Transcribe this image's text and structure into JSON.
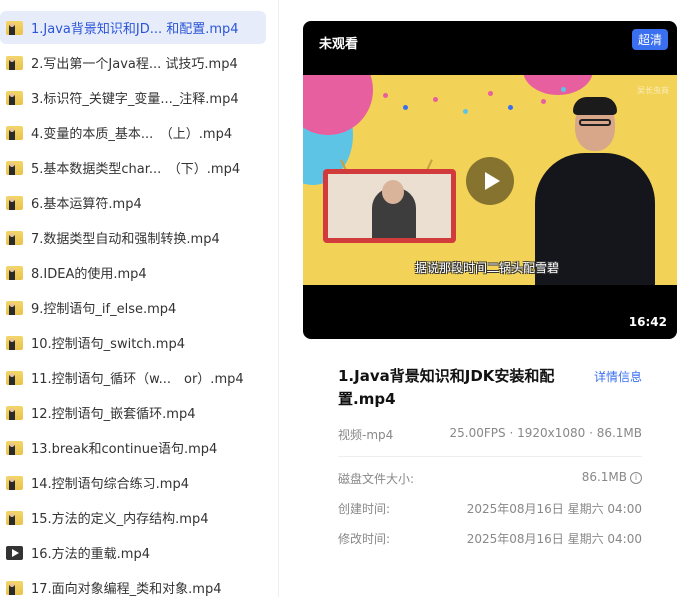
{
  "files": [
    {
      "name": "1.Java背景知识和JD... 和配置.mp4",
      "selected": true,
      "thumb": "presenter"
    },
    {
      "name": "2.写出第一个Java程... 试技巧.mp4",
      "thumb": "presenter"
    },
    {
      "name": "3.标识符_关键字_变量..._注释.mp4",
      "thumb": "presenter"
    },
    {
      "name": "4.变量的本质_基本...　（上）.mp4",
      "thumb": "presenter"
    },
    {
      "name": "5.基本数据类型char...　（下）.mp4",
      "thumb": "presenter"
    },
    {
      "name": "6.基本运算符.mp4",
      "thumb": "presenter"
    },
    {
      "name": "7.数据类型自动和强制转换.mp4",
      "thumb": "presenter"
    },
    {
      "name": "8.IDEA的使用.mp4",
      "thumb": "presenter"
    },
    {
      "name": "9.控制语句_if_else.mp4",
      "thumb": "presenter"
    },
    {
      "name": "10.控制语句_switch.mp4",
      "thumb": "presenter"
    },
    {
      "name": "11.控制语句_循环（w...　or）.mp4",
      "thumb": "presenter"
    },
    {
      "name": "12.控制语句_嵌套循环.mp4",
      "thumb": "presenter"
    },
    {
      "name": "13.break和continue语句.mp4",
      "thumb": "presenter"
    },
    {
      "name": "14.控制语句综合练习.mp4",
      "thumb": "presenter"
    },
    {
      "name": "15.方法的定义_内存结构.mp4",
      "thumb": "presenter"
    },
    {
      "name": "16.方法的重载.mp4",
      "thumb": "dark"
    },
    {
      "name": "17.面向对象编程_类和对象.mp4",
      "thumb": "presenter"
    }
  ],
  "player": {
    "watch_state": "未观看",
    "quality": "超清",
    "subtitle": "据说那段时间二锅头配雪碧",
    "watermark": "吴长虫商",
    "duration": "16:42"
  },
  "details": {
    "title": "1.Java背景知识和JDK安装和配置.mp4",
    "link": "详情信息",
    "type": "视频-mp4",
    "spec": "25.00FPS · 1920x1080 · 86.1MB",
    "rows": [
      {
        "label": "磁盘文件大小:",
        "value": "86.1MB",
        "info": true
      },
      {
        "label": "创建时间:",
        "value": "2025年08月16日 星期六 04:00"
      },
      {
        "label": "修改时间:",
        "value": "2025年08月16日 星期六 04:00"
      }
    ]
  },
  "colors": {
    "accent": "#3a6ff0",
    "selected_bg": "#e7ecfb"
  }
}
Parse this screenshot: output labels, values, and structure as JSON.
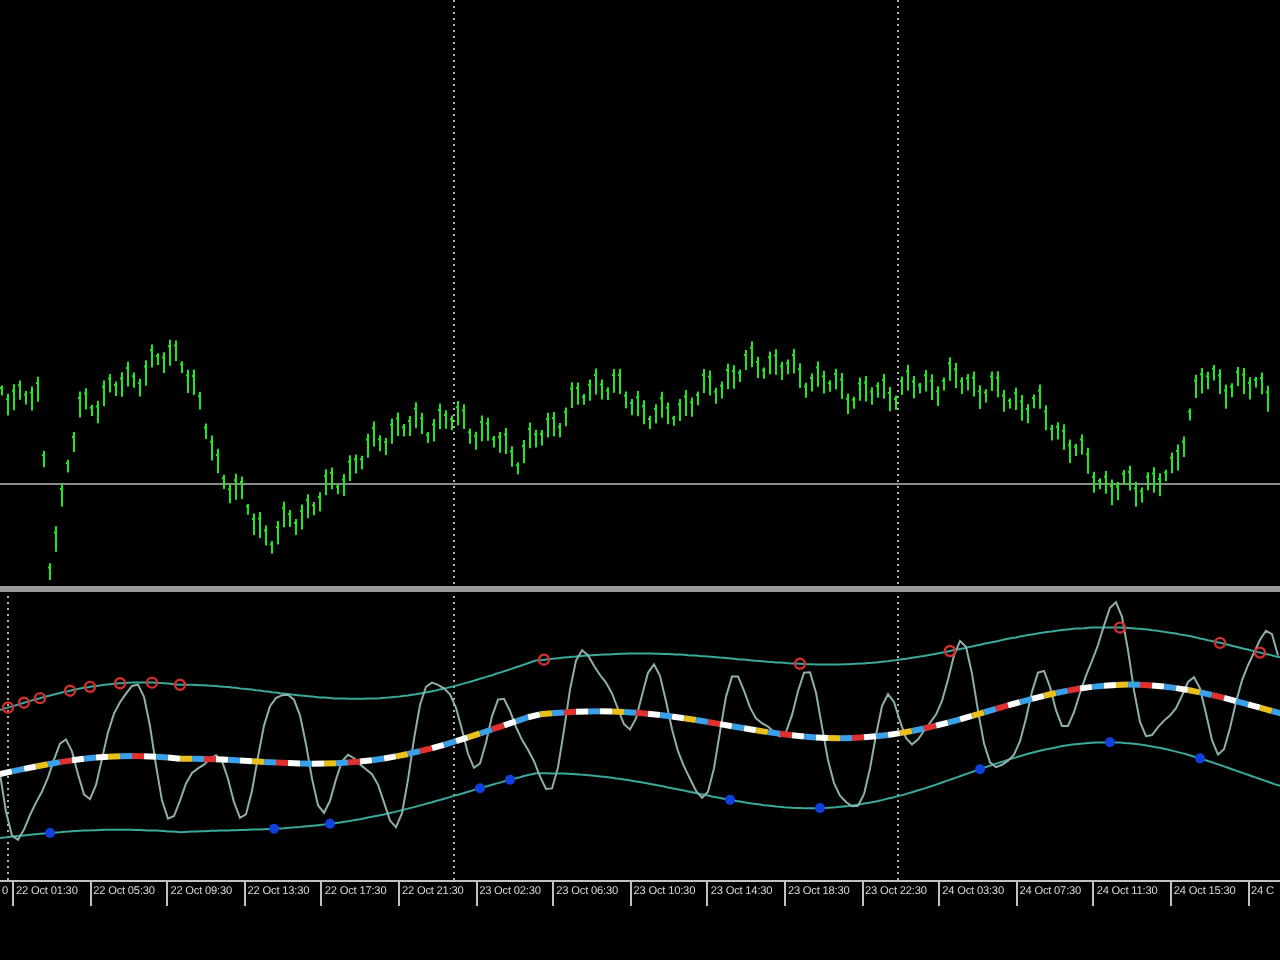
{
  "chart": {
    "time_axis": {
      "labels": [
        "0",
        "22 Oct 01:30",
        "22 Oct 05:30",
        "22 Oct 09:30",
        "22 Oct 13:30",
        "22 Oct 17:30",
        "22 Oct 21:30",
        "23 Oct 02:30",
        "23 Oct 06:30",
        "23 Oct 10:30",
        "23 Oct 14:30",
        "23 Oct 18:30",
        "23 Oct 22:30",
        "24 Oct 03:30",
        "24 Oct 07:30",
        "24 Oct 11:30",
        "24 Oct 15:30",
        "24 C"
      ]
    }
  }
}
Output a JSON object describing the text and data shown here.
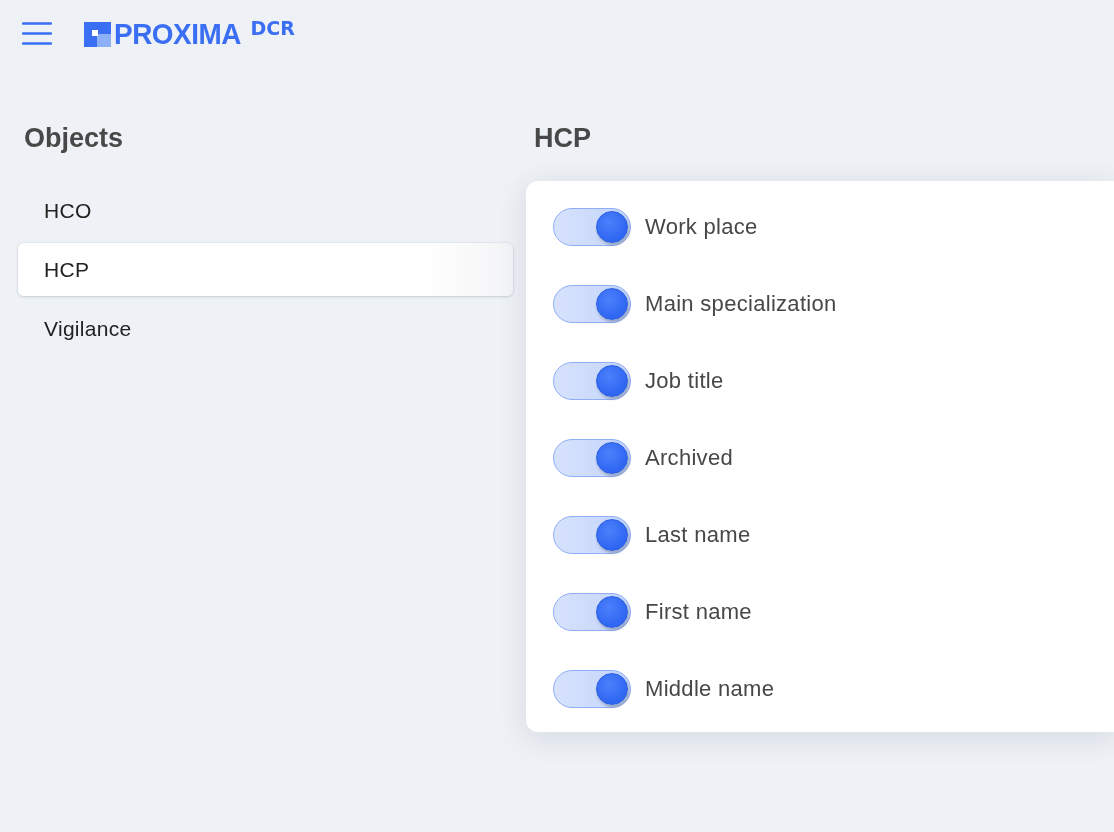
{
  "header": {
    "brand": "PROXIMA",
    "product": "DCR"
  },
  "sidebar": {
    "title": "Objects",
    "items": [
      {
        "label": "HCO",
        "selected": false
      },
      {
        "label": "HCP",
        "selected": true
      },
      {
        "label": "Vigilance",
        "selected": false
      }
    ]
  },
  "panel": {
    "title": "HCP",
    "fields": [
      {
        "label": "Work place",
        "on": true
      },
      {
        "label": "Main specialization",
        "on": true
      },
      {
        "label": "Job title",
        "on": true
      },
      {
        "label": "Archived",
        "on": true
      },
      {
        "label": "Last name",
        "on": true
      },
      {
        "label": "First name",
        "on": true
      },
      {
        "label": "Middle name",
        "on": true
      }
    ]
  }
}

- YOUR GOAL
Copy the whole listing above word for word but do not carry over the pictures.

- TASK SOLUTION
Transcribe this image's text and structure into JSON.
{
  "files": [
    {
      "name": "1.Java背景知识和JD... 和配置.mp4",
      "selected": true,
      "thumb": "presenter"
    },
    {
      "name": "2.写出第一个Java程... 试技巧.mp4",
      "thumb": "presenter"
    },
    {
      "name": "3.标识符_关键字_变量..._注释.mp4",
      "thumb": "presenter"
    },
    {
      "name": "4.变量的本质_基本...　（上）.mp4",
      "thumb": "presenter"
    },
    {
      "name": "5.基本数据类型char...　（下）.mp4",
      "thumb": "presenter"
    },
    {
      "name": "6.基本运算符.mp4",
      "thumb": "presenter"
    },
    {
      "name": "7.数据类型自动和强制转换.mp4",
      "thumb": "presenter"
    },
    {
      "name": "8.IDEA的使用.mp4",
      "thumb": "presenter"
    },
    {
      "name": "9.控制语句_if_else.mp4",
      "thumb": "presenter"
    },
    {
      "name": "10.控制语句_switch.mp4",
      "thumb": "presenter"
    },
    {
      "name": "11.控制语句_循环（w...　or）.mp4",
      "thumb": "presenter"
    },
    {
      "name": "12.控制语句_嵌套循环.mp4",
      "thumb": "presenter"
    },
    {
      "name": "13.break和continue语句.mp4",
      "thumb": "presenter"
    },
    {
      "name": "14.控制语句综合练习.mp4",
      "thumb": "presenter"
    },
    {
      "name": "15.方法的定义_内存结构.mp4",
      "thumb": "presenter"
    },
    {
      "name": "16.方法的重载.mp4",
      "thumb": "dark"
    },
    {
      "name": "17.面向对象编程_类和对象.mp4",
      "thumb": "presenter"
    }
  ],
  "player": {
    "watch_state": "未观看",
    "quality": "超清",
    "subtitle": "据说那段时间二锅头配雪碧",
    "watermark": "吴长虫商",
    "duration": "16:42"
  },
  "details": {
    "title": "1.Java背景知识和JDK安装和配置.mp4",
    "link": "详情信息",
    "type": "视频-mp4",
    "spec": "25.00FPS · 1920x1080 · 86.1MB",
    "rows": [
      {
        "label": "磁盘文件大小:",
        "value": "86.1MB",
        "info": true
      },
      {
        "label": "创建时间:",
        "value": "2025年08月16日 星期六 04:00"
      },
      {
        "label": "修改时间:",
        "value": "2025年08月16日 星期六 04:00"
      }
    ]
  },
  "colors": {
    "accent": "#3a6ff0",
    "selected_bg": "#e7ecfb"
  }
}
Parse this screenshot: output labels, values, and structure as JSON.
{
  "chart": {
    "time_axis": {
      "labels": [
        "0",
        "22 Oct 01:30",
        "22 Oct 05:30",
        "22 Oct 09:30",
        "22 Oct 13:30",
        "22 Oct 17:30",
        "22 Oct 21:30",
        "23 Oct 02:30",
        "23 Oct 06:30",
        "23 Oct 10:30",
        "23 Oct 14:30",
        "23 Oct 18:30",
        "23 Oct 22:30",
        "24 Oct 03:30",
        "24 Oct 07:30",
        "24 Oct 11:30",
        "24 Oct 15:30",
        "24 C"
      ]
    }
  }
}
Output a JSON object describing the text and data shown here.
{
  "header": {
    "brand": "PROXIMA",
    "product": "DCR"
  },
  "sidebar": {
    "title": "Objects",
    "items": [
      {
        "label": "HCO",
        "selected": false
      },
      {
        "label": "HCP",
        "selected": true
      },
      {
        "label": "Vigilance",
        "selected": false
      }
    ]
  },
  "panel": {
    "title": "HCP",
    "fields": [
      {
        "label": "Work place",
        "on": true
      },
      {
        "label": "Main specialization",
        "on": true
      },
      {
        "label": "Job title",
        "on": true
      },
      {
        "label": "Archived",
        "on": true
      },
      {
        "label": "Last name",
        "on": true
      },
      {
        "label": "First name",
        "on": true
      },
      {
        "label": "Middle name",
        "on": true
      }
    ]
  }
}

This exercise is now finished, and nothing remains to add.